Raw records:
---+---

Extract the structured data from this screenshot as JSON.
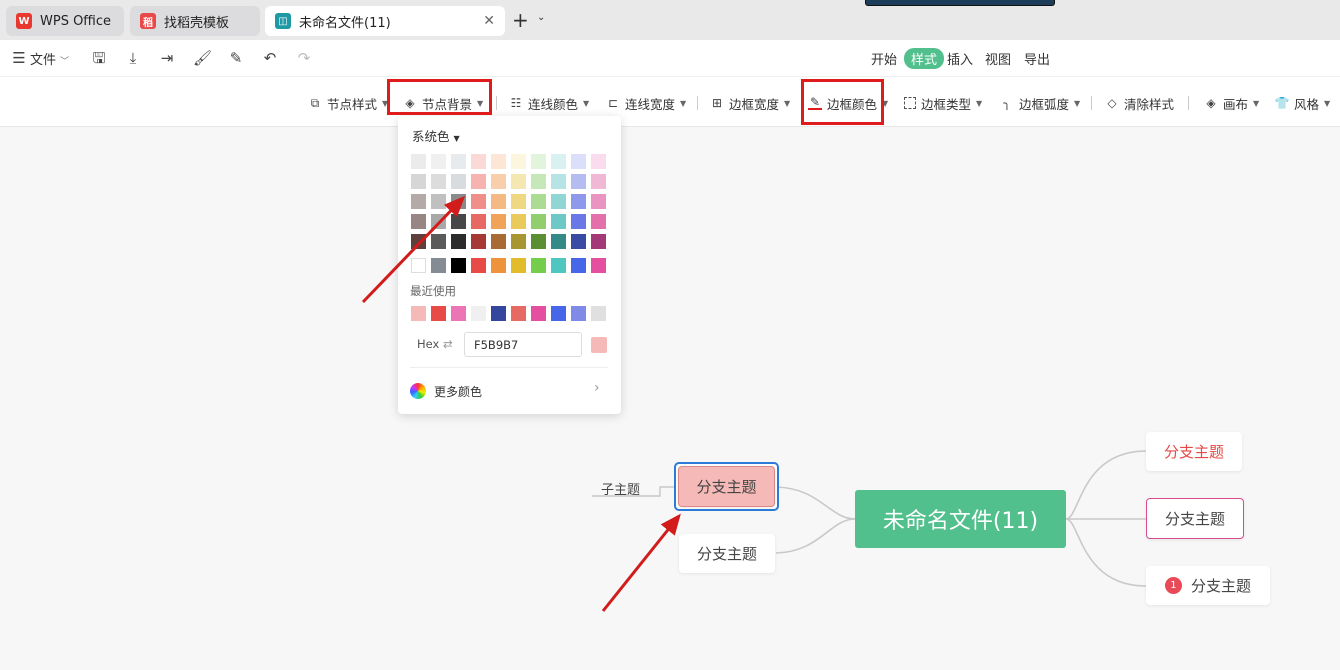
{
  "tabs": [
    {
      "label": "WPS Office",
      "icon": "wps-logo-icon"
    },
    {
      "label": "找稻壳模板",
      "icon": "docer-icon"
    },
    {
      "label": "未命名文件(11)",
      "icon": "mindmap-icon"
    }
  ],
  "menubar": {
    "file_label": "文件",
    "ribbon_tabs": [
      "开始",
      "样式",
      "插入",
      "视图",
      "导出"
    ],
    "active_tab": "样式"
  },
  "toolbar": {
    "node_style": "节点样式",
    "node_background": "节点背景",
    "line_color": "连线颜色",
    "line_width": "连线宽度",
    "border_width": "边框宽度",
    "border_color": "边框颜色",
    "border_type": "边框类型",
    "border_radius": "边框弧度",
    "clear_style": "清除样式",
    "canvas": "画布",
    "theme": "风格"
  },
  "color_panel": {
    "system_colors_label": "系统色",
    "recent_label": "最近使用",
    "hex_label": "Hex",
    "hex_value": "F5B9B7",
    "more_colors_label": "更多颜色",
    "grid": [
      [
        "#ebebeb",
        "#f0f0f0",
        "#e8ebee",
        "#fbd9d7",
        "#fde6d5",
        "#fdf6df",
        "#e2f4dc",
        "#daf1f1",
        "#dcdff9",
        "#f9dced"
      ],
      [
        "#d6d6d6",
        "#dcdcdc",
        "#d9dcdf",
        "#f6b3b0",
        "#f9cfab",
        "#f5e7b2",
        "#c6e8b9",
        "#b6e3e3",
        "#b5bcf2",
        "#f1b8d6"
      ],
      [
        "#b4aaa7",
        "#c0c0c0",
        "#8a8a8a",
        "#f08e8a",
        "#f5b983",
        "#efd882",
        "#acdc93",
        "#91d6d4",
        "#8f99ec",
        "#ea94c1"
      ],
      [
        "#978684",
        "#a8a8a8",
        "#474747",
        "#e76964",
        "#f2a35a",
        "#e9ca5b",
        "#91cf6e",
        "#6dc8c6",
        "#6a77e6",
        "#e36fab"
      ],
      [
        "#5e3f3c",
        "#5a5a5a",
        "#2b2b2b",
        "#a63836",
        "#a86b33",
        "#a89633",
        "#5a8f33",
        "#338a86",
        "#3a4ba3",
        "#a33a77"
      ],
      [
        "#ffffff",
        "#858b93",
        "#000000",
        "#e84a48",
        "#ee933c",
        "#e2bc2a",
        "#75cd4c",
        "#4ec7c1",
        "#4567e8",
        "#e54f9f"
      ]
    ],
    "recent": [
      "#f5b9b7",
      "#e84a48",
      "#ec75b5",
      "#f0f0f0",
      "#34479c",
      "#e76964",
      "#e54f9f",
      "#4567e8",
      "#7f8be6",
      "#e0e0e0"
    ],
    "preview_color": "#f5b9b7"
  },
  "mindmap": {
    "root": "未命名文件(11)",
    "left_selected": "分支主题",
    "left_sub": "子主题",
    "left_second": "分支主题",
    "right_1": "分支主题",
    "right_2": "分支主题",
    "right_3": "分支主题",
    "right_3_badge": "1"
  },
  "colors": {
    "accent": "#52c08c",
    "highlight_red": "#e01b1b",
    "selected_fill": "#f5b9b7",
    "selection_blue": "#2d7bd8"
  }
}
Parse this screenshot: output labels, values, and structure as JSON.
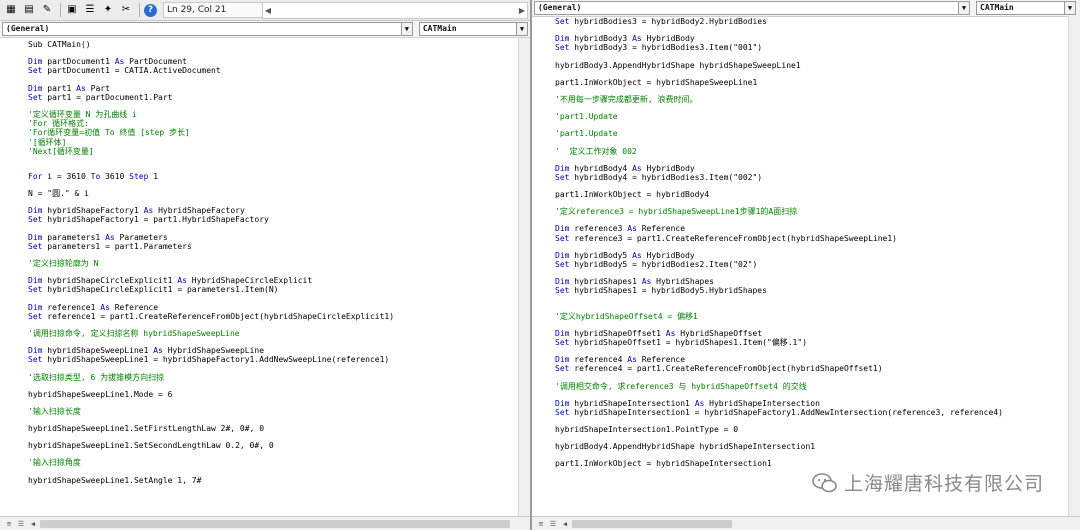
{
  "left": {
    "toolbar": {
      "position": "Ln 29, Col 21"
    },
    "object_combo": "(General)",
    "proc_combo": "CATMain",
    "lines": [
      [
        {
          "t": "Sub CATMain()"
        }
      ],
      [],
      [
        {
          "t": "Dim",
          "c": "kw"
        },
        {
          "t": " partDocument1 "
        },
        {
          "t": "As",
          "c": "kw"
        },
        {
          "t": " PartDocument"
        }
      ],
      [
        {
          "t": "Set",
          "c": "kw"
        },
        {
          "t": " partDocument1 = CATIA.ActiveDocument"
        }
      ],
      [],
      [
        {
          "t": "Dim",
          "c": "kw"
        },
        {
          "t": " part1 "
        },
        {
          "t": "As",
          "c": "kw"
        },
        {
          "t": " Part"
        }
      ],
      [
        {
          "t": "Set",
          "c": "kw"
        },
        {
          "t": " part1 = partDocument1.Part"
        }
      ],
      [],
      [
        {
          "t": "'定义循环变量 N 为孔曲线 i",
          "c": "cm"
        }
      ],
      [
        {
          "t": "'For 循环格式:",
          "c": "cm"
        }
      ],
      [
        {
          "t": "'For循环变量=初值 To 终值 [step 步长]",
          "c": "cm"
        }
      ],
      [
        {
          "t": "'[循环体]",
          "c": "cm"
        }
      ],
      [
        {
          "t": "'Next[循环变量]",
          "c": "cm"
        }
      ],
      [],
      [],
      [
        {
          "t": "For",
          "c": "kw"
        },
        {
          "t": " i = 3610 "
        },
        {
          "t": "To",
          "c": "kw"
        },
        {
          "t": " 3610 "
        },
        {
          "t": "Step",
          "c": "kw"
        },
        {
          "t": " 1"
        }
      ],
      [],
      [
        {
          "t": "N = \"圆.\" & i"
        }
      ],
      [],
      [
        {
          "t": "Dim",
          "c": "kw"
        },
        {
          "t": " hybridShapeFactory1 "
        },
        {
          "t": "As",
          "c": "kw"
        },
        {
          "t": " HybridShapeFactory"
        }
      ],
      [
        {
          "t": "Set",
          "c": "kw"
        },
        {
          "t": " hybridShapeFactory1 = part1.HybridShapeFactory"
        }
      ],
      [],
      [
        {
          "t": "Dim",
          "c": "kw"
        },
        {
          "t": " parameters1 "
        },
        {
          "t": "As",
          "c": "kw"
        },
        {
          "t": " Parameters"
        }
      ],
      [
        {
          "t": "Set",
          "c": "kw"
        },
        {
          "t": " parameters1 = part1.Parameters"
        }
      ],
      [],
      [
        {
          "t": "'定义扫掠轮廓为 N",
          "c": "cm"
        }
      ],
      [],
      [
        {
          "t": "Dim",
          "c": "kw"
        },
        {
          "t": " hybridShapeCircleExplicit1 "
        },
        {
          "t": "As",
          "c": "kw"
        },
        {
          "t": " HybridShapeCircleExplicit"
        }
      ],
      [
        {
          "t": "Set",
          "c": "kw"
        },
        {
          "t": " hybridShapeCircleExplicit1 = parameters1.Item(N)"
        }
      ],
      [],
      [
        {
          "t": "Dim",
          "c": "kw"
        },
        {
          "t": " reference1 "
        },
        {
          "t": "As",
          "c": "kw"
        },
        {
          "t": " Reference"
        }
      ],
      [
        {
          "t": "Set",
          "c": "kw"
        },
        {
          "t": " reference1 = part1.CreateReferenceFromObject(hybridShapeCircleExplicit1)"
        }
      ],
      [],
      [
        {
          "t": "'调用扫掠命令, 定义扫掠名称 hybridShapeSweepLine",
          "c": "cm"
        }
      ],
      [],
      [
        {
          "t": "Dim",
          "c": "kw"
        },
        {
          "t": " hybridShapeSweepLine1 "
        },
        {
          "t": "As",
          "c": "kw"
        },
        {
          "t": " HybridShapeSweepLine"
        }
      ],
      [
        {
          "t": "Set",
          "c": "kw"
        },
        {
          "t": " hybridShapeSweepLine1 = hybridShapeFactory1.AddNewSweepLine(reference1)"
        }
      ],
      [],
      [
        {
          "t": "'选取扫掠类型, 6 为拔锥模方向扫掠",
          "c": "cm"
        }
      ],
      [],
      [
        {
          "t": "hybridShapeSweepLine1.Mode = 6"
        }
      ],
      [],
      [
        {
          "t": "'输入扫掠长度",
          "c": "cm"
        }
      ],
      [],
      [
        {
          "t": "hybridShapeSweepLine1.SetFirstLengthLaw 2#, 0#, 0"
        }
      ],
      [],
      [
        {
          "t": "hybridShapeSweepLine1.SetSecondLengthLaw 0.2, 0#, 0"
        }
      ],
      [],
      [
        {
          "t": "'输入扫掠角度",
          "c": "cm"
        }
      ],
      [],
      [
        {
          "t": "hybridShapeSweepLine1.SetAngle 1, 7#"
        }
      ]
    ]
  },
  "right": {
    "object_combo": "(General)",
    "proc_combo": "CATMain",
    "lines": [
      [
        {
          "t": "Set",
          "c": "kw"
        },
        {
          "t": " hybridBodies3 = hybridBody2.HybridBodies"
        }
      ],
      [],
      [
        {
          "t": "Dim",
          "c": "kw"
        },
        {
          "t": " hybridBody3 "
        },
        {
          "t": "As",
          "c": "kw"
        },
        {
          "t": " HybridBody"
        }
      ],
      [
        {
          "t": "Set",
          "c": "kw"
        },
        {
          "t": " hybridBody3 = hybridBodies3.Item(\"001\")"
        }
      ],
      [],
      [
        {
          "t": "hybridBody3.AppendHybridShape hybridShapeSweepLine1"
        }
      ],
      [],
      [
        {
          "t": "part1.InWorkObject = hybridShapeSweepLine1"
        }
      ],
      [],
      [
        {
          "t": "'不用每一步骤完成都更新, 浪费时间。",
          "c": "cm"
        }
      ],
      [],
      [
        {
          "t": "'part1.Update",
          "c": "cm"
        }
      ],
      [],
      [
        {
          "t": "'part1.Update",
          "c": "cm"
        }
      ],
      [],
      [
        {
          "t": "'  定义工作对象 002",
          "c": "cm"
        }
      ],
      [],
      [
        {
          "t": "Dim",
          "c": "kw"
        },
        {
          "t": " hybridBody4 "
        },
        {
          "t": "As",
          "c": "kw"
        },
        {
          "t": " HybridBody"
        }
      ],
      [
        {
          "t": "Set",
          "c": "kw"
        },
        {
          "t": " hybridBody4 = hybridBodies3.Item(\"002\")"
        }
      ],
      [],
      [
        {
          "t": "part1.InWorkObject = hybridBody4"
        }
      ],
      [],
      [
        {
          "t": "'定义reference3 = hybridShapeSweepLine1步骤1的A面扫掠",
          "c": "cm"
        }
      ],
      [],
      [
        {
          "t": "Dim",
          "c": "kw"
        },
        {
          "t": " reference3 "
        },
        {
          "t": "As",
          "c": "kw"
        },
        {
          "t": " Reference"
        }
      ],
      [
        {
          "t": "Set",
          "c": "kw"
        },
        {
          "t": " reference3 = part1.CreateReferenceFromObject(hybridShapeSweepLine1)"
        }
      ],
      [],
      [
        {
          "t": "Dim",
          "c": "kw"
        },
        {
          "t": " hybridBody5 "
        },
        {
          "t": "As",
          "c": "kw"
        },
        {
          "t": " HybridBody"
        }
      ],
      [
        {
          "t": "Set",
          "c": "kw"
        },
        {
          "t": " hybridBody5 = hybridBodies2.Item(\"02\")"
        }
      ],
      [],
      [
        {
          "t": "Dim",
          "c": "kw"
        },
        {
          "t": " hybridShapes1 "
        },
        {
          "t": "As",
          "c": "kw"
        },
        {
          "t": " HybridShapes"
        }
      ],
      [
        {
          "t": "Set",
          "c": "kw"
        },
        {
          "t": " hybridShapes1 = hybridBody5.HybridShapes"
        }
      ],
      [],
      [],
      [
        {
          "t": "'定义hybridShapeOffset4 = 偏移1",
          "c": "cm"
        }
      ],
      [],
      [
        {
          "t": "Dim",
          "c": "kw"
        },
        {
          "t": " hybridShapeOffset1 "
        },
        {
          "t": "As",
          "c": "kw"
        },
        {
          "t": " HybridShapeOffset"
        }
      ],
      [
        {
          "t": "Set",
          "c": "kw"
        },
        {
          "t": " hybridShapeOffset1 = hybridShapes1.Item(\"偏移.1\")"
        }
      ],
      [],
      [
        {
          "t": "Dim",
          "c": "kw"
        },
        {
          "t": " reference4 "
        },
        {
          "t": "As",
          "c": "kw"
        },
        {
          "t": " Reference"
        }
      ],
      [
        {
          "t": "Set",
          "c": "kw"
        },
        {
          "t": " reference4 = part1.CreateReferenceFromObject(hybridShapeOffset1)"
        }
      ],
      [],
      [
        {
          "t": "'调用相交命令, 求reference3 与 hybridShapeOffset4 的交线",
          "c": "cm"
        }
      ],
      [],
      [
        {
          "t": "Dim",
          "c": "kw"
        },
        {
          "t": " hybridShapeIntersection1 "
        },
        {
          "t": "As",
          "c": "kw"
        },
        {
          "t": " HybridShapeIntersection"
        }
      ],
      [
        {
          "t": "Set",
          "c": "kw"
        },
        {
          "t": " hybridShapeIntersection1 = hybridShapeFactory1.AddNewIntersection(reference3, reference4)"
        }
      ],
      [],
      [
        {
          "t": "hybridShapeIntersection1.PointType = 0"
        }
      ],
      [],
      [
        {
          "t": "hybridBody4.AppendHybridShape hybridShapeIntersection1"
        }
      ],
      [],
      [
        {
          "t": "part1.InWorkObject = hybridShapeIntersection1"
        }
      ]
    ]
  },
  "watermark": "上海耀唐科技有限公司",
  "colors": {
    "keyword": "#0000b0",
    "comment": "#008000",
    "text": "#000000"
  },
  "icons": [
    "view-object-icon",
    "view-code-icon",
    "design-mode-icon",
    "project-explorer-icon",
    "properties-icon",
    "object-browser-icon",
    "toolbox-icon",
    "help-icon"
  ]
}
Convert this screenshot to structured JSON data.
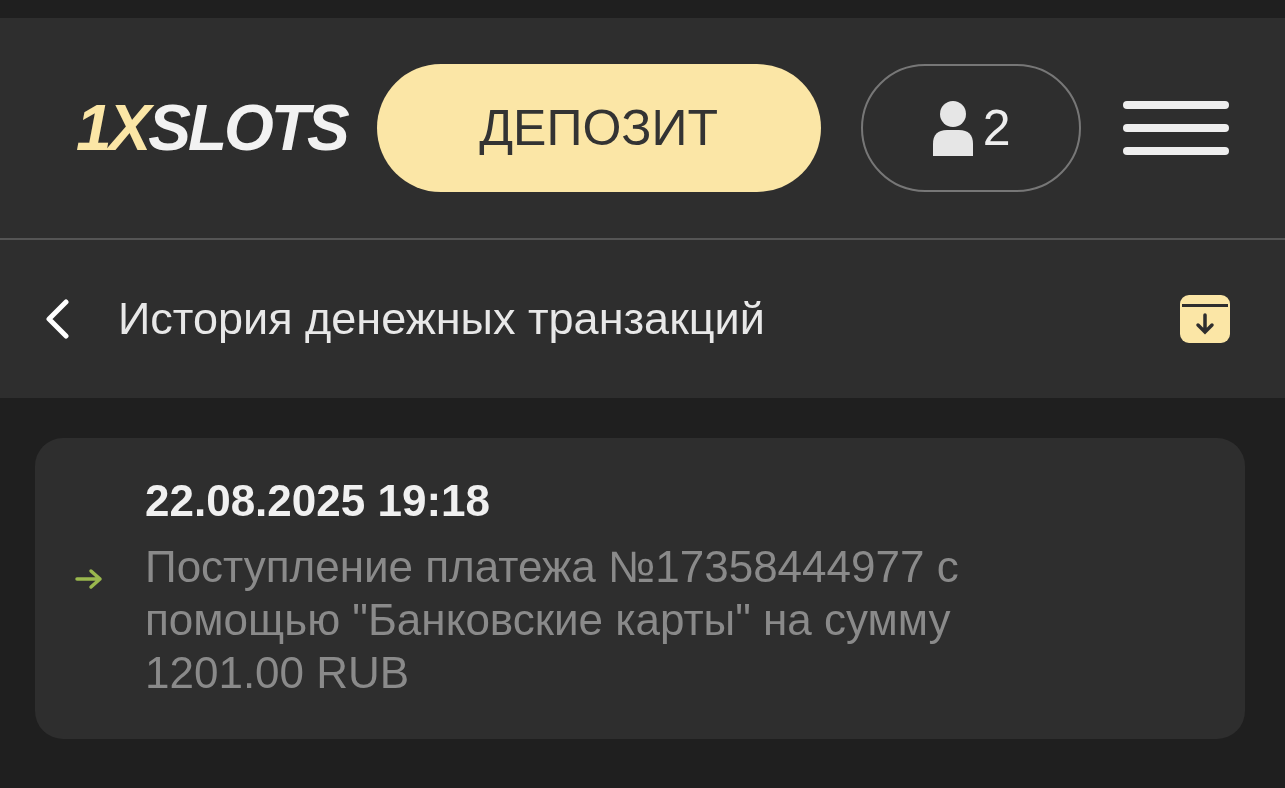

---+---

## DO THIS
Scan the records above and report how many lines include the word "screenshot", without any other text.

## TASK RESULT
3